Pull every line with the word "this" out of the entries below.

─── Dataset ───

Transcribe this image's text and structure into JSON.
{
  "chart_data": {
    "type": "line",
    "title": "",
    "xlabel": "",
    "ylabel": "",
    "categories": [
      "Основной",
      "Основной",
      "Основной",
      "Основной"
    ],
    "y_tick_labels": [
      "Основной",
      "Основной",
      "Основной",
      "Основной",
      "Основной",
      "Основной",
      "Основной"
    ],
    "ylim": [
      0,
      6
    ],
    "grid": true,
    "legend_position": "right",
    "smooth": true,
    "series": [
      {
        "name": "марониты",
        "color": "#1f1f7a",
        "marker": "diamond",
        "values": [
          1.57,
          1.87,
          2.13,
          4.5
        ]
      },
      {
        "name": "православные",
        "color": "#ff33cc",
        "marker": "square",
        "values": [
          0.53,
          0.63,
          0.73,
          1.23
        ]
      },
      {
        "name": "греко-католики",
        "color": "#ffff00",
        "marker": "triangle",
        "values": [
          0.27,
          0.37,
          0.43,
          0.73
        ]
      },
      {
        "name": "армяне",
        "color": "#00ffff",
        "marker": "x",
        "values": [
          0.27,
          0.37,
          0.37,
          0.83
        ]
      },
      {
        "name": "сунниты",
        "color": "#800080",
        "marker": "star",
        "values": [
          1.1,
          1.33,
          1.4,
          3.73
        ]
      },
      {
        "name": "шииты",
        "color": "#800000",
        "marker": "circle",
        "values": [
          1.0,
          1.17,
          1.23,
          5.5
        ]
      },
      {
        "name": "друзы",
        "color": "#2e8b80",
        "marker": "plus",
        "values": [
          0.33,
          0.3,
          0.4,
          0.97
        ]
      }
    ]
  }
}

───
─── Dataset ───

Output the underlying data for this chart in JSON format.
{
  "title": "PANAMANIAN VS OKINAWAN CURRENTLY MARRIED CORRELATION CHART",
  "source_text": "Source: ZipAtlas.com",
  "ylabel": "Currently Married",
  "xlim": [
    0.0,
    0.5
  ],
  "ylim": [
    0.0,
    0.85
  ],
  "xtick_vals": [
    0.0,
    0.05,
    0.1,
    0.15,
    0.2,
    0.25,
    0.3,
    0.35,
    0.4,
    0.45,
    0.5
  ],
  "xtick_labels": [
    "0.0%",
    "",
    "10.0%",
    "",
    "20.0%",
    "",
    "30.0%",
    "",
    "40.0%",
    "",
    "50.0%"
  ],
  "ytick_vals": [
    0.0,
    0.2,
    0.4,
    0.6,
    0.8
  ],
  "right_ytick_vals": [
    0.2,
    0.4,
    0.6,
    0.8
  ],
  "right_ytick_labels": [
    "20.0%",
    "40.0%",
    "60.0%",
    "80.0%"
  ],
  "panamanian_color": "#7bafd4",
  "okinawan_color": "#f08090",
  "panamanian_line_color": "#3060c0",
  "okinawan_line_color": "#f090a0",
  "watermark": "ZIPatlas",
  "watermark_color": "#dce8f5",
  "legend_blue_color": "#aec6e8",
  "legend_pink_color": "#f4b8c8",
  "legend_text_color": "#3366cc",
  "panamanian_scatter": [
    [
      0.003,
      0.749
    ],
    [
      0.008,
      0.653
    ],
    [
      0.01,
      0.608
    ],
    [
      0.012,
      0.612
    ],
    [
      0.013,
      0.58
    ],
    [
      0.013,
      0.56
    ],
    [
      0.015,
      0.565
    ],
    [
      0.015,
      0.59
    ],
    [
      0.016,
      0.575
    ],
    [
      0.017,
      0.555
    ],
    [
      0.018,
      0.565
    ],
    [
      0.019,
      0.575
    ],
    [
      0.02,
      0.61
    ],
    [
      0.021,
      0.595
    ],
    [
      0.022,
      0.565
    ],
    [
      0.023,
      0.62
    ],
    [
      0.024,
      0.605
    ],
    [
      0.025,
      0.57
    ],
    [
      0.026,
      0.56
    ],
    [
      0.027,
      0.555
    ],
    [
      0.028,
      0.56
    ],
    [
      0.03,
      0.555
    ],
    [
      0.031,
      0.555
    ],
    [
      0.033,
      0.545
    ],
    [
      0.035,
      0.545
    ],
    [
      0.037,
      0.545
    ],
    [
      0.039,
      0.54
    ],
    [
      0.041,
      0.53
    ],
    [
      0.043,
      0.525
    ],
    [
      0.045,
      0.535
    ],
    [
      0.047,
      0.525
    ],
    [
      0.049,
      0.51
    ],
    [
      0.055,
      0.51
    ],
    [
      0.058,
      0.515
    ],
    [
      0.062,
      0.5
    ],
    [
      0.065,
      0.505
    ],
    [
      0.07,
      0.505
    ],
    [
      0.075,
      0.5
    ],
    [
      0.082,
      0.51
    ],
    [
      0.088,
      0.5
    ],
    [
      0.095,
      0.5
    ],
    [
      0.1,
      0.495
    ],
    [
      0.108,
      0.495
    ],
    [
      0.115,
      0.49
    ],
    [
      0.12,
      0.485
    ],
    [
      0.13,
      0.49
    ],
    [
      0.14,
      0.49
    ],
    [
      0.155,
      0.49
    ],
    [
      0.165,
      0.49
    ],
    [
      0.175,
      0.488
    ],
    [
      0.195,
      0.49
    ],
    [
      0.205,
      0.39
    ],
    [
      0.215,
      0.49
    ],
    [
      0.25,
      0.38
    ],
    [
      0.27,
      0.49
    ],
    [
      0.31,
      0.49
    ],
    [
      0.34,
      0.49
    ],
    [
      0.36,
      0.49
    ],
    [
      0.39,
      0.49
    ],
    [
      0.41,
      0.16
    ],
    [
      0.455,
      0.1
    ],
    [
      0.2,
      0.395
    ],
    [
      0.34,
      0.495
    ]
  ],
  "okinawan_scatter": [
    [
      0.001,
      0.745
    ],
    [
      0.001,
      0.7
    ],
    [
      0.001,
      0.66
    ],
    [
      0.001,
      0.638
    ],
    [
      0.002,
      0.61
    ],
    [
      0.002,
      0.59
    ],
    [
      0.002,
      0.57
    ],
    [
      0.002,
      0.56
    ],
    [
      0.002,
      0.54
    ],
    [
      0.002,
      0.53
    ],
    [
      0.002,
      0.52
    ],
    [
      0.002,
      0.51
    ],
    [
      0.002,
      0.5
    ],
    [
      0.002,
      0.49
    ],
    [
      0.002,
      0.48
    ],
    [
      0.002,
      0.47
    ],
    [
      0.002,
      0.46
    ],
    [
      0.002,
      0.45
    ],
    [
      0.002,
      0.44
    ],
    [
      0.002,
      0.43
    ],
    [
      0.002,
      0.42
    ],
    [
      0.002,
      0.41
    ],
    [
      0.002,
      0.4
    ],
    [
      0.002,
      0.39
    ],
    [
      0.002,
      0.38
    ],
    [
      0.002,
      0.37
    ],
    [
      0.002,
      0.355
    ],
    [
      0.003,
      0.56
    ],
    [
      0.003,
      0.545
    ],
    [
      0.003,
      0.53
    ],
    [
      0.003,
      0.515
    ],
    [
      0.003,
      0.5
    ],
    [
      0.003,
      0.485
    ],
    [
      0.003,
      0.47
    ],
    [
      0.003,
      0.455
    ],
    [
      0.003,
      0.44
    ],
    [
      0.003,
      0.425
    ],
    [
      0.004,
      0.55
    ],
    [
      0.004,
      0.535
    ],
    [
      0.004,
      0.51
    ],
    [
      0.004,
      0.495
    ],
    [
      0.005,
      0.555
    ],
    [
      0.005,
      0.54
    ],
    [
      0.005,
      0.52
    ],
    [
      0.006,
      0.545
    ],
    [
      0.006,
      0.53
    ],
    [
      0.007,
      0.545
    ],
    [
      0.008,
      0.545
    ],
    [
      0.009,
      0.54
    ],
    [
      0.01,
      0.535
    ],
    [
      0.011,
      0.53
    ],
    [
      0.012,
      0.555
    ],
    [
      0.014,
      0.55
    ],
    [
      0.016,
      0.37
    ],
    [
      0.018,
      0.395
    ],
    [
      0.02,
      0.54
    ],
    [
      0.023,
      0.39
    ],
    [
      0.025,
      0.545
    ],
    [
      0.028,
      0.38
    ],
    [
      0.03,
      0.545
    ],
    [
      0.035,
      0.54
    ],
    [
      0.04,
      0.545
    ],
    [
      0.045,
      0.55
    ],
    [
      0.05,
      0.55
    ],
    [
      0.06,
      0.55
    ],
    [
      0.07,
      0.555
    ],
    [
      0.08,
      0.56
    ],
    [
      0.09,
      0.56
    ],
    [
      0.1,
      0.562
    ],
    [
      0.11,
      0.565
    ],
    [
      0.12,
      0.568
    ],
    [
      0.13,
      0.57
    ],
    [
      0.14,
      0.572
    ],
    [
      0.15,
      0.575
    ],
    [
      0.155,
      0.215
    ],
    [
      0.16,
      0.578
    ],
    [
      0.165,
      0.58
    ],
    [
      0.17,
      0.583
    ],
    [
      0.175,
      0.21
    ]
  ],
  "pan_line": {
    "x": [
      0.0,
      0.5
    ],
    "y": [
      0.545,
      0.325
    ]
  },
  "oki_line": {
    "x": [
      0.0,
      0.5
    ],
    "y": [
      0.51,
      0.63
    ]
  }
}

───

→ Full solution
Transcribe this image's text and structure into JSON.
Output the underlying data for this chart in JSON format.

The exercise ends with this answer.